>> start TASK MATERIAL

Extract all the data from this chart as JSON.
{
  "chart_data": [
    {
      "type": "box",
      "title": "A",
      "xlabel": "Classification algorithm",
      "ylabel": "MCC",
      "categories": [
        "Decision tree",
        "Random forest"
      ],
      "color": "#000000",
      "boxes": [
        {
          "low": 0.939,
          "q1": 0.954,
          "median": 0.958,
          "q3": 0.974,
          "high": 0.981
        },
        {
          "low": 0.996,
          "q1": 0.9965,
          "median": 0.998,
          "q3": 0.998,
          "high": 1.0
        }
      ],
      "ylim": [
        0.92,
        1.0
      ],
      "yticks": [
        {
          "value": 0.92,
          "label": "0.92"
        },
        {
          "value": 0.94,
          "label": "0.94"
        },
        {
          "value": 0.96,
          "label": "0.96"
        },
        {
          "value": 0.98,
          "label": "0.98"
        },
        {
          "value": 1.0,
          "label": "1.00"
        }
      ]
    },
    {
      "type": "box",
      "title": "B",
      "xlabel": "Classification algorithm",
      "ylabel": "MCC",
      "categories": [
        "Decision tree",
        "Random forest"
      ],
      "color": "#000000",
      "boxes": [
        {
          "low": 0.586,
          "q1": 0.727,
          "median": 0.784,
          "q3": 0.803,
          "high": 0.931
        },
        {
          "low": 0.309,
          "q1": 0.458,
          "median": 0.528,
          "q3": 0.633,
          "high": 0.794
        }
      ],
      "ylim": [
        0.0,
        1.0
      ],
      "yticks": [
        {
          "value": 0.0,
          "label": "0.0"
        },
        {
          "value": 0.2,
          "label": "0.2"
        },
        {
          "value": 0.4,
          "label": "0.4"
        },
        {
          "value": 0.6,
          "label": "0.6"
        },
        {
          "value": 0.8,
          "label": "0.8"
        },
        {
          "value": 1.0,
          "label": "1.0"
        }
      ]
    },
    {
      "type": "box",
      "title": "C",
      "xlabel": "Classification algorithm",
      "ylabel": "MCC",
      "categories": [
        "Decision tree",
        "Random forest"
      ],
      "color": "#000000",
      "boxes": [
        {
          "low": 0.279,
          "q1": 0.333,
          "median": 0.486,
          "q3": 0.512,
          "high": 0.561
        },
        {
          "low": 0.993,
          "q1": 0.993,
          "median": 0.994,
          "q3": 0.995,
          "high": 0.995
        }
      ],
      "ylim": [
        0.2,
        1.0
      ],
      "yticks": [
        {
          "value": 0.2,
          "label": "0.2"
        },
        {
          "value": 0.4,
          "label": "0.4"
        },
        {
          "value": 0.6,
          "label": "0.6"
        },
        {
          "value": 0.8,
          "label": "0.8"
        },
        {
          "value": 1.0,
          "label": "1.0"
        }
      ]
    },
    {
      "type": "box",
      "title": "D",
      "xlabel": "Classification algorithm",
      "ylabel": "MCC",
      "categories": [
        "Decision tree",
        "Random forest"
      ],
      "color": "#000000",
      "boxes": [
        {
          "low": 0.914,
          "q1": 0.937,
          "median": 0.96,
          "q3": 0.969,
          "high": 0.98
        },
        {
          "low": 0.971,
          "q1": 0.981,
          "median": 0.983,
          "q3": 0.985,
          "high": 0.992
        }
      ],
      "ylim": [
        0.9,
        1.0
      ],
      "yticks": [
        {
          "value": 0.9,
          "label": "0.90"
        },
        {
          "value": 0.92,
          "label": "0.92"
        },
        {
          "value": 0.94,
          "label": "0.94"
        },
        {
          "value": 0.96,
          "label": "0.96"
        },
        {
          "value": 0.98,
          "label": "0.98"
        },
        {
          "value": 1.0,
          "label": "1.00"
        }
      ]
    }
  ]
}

>> end TASK MATERIAL
>> start TASK MATERIAL

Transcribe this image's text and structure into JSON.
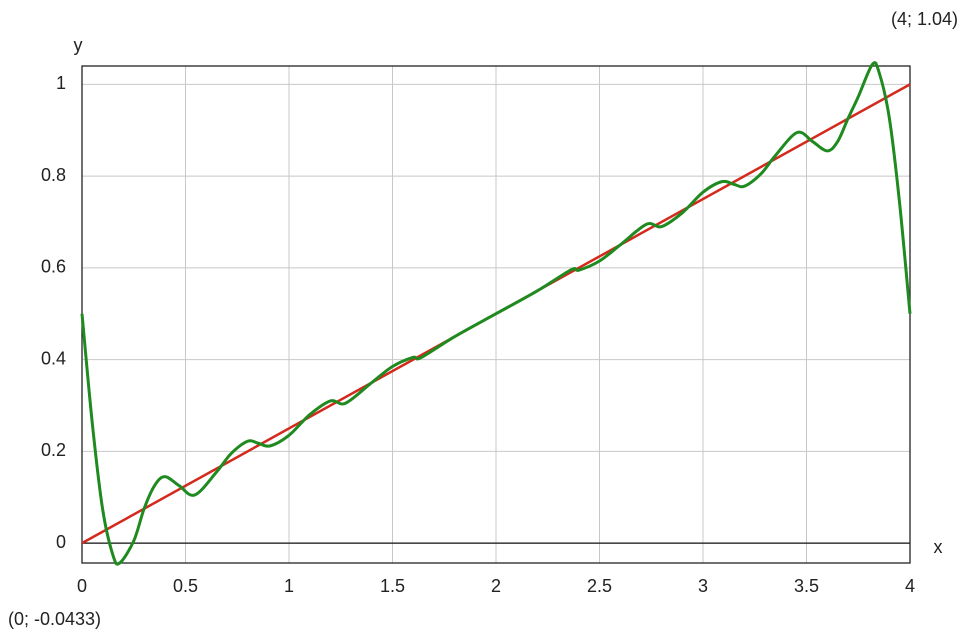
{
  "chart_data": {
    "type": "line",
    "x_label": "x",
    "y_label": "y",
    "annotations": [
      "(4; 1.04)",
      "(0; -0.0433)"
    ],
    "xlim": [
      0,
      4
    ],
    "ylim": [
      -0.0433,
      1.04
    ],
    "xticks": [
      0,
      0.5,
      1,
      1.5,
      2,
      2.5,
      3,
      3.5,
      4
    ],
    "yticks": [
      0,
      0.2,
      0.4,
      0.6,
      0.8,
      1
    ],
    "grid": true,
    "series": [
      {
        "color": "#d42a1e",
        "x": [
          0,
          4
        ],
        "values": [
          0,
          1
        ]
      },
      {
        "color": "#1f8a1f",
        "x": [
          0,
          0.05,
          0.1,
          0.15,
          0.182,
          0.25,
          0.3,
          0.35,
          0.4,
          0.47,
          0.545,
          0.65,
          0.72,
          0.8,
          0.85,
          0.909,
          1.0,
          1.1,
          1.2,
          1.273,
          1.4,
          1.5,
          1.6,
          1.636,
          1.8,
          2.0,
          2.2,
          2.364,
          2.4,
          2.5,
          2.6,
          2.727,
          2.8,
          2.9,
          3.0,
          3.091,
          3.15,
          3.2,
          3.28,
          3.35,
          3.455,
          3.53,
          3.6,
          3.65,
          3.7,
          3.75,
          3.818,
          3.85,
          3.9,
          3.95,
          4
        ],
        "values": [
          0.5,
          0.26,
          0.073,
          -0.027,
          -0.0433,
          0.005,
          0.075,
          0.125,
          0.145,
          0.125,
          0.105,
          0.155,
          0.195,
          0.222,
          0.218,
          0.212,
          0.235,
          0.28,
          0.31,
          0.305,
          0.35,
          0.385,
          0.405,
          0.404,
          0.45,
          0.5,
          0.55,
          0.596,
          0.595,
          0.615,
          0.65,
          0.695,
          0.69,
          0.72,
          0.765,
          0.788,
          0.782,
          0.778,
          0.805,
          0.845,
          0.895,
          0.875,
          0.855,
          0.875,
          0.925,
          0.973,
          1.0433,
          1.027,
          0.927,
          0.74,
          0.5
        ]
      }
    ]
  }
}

>> end TASK MATERIAL
>> start TASK MATERIAL

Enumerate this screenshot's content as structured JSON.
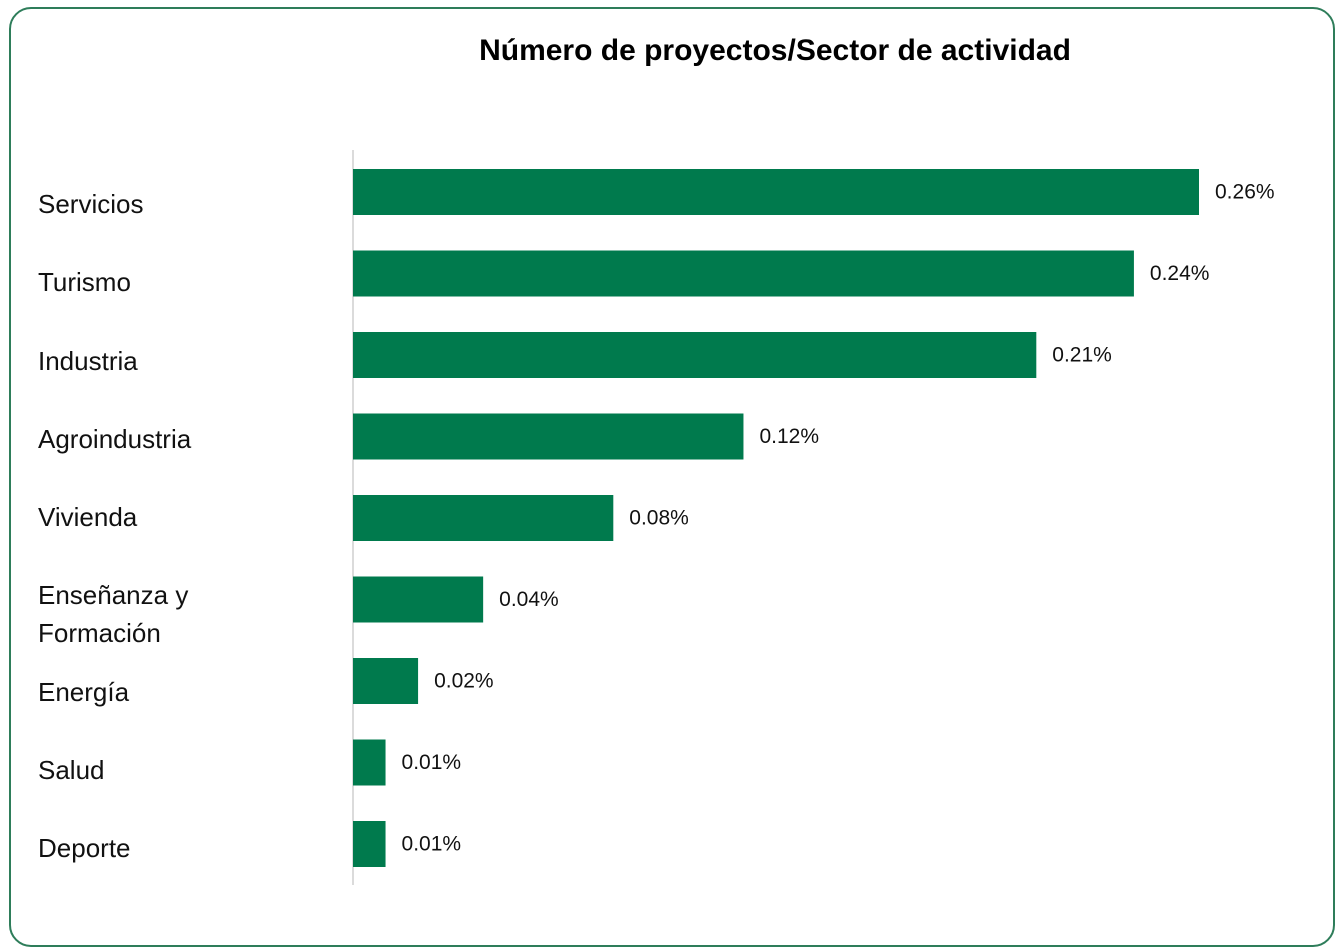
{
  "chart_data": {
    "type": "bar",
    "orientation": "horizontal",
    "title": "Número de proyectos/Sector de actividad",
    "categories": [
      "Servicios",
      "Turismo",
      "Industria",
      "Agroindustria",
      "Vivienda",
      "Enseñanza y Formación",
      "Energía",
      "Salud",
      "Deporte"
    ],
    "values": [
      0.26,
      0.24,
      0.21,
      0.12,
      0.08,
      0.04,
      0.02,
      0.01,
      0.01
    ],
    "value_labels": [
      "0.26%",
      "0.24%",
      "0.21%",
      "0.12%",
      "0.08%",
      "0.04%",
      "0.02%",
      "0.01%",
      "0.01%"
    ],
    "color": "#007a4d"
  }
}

>> end TASK MATERIAL

* _YOUR OBJECTIVE_: Show every line from the listing above in which the string "title" appears.

* _ANSWER TO THE EXERCISE_:
      "title": "A",
      "title": "B",
      "title": "C",
      "title": "D",
    "title": "Número de proyectos/Sector de actividad",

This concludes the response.